DATA ENTRIES:
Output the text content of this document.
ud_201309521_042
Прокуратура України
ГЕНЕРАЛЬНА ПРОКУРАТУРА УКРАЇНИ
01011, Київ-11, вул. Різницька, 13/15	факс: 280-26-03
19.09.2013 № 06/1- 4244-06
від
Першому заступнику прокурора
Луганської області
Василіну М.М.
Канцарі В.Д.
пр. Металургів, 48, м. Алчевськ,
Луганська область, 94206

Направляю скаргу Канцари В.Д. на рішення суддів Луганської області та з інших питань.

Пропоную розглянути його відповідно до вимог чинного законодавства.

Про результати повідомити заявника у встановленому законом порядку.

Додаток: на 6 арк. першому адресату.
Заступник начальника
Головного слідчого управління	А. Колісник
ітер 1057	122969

YOUR INSTRUCTIONS:
Filter the records down to the lines that contain the string "Луганської", and copy those lines.

REPLY TO THE TASK:
Луганської області
Направляю скаргу Канцари В.Д. на рішення суддів Луганської області та з інших питань.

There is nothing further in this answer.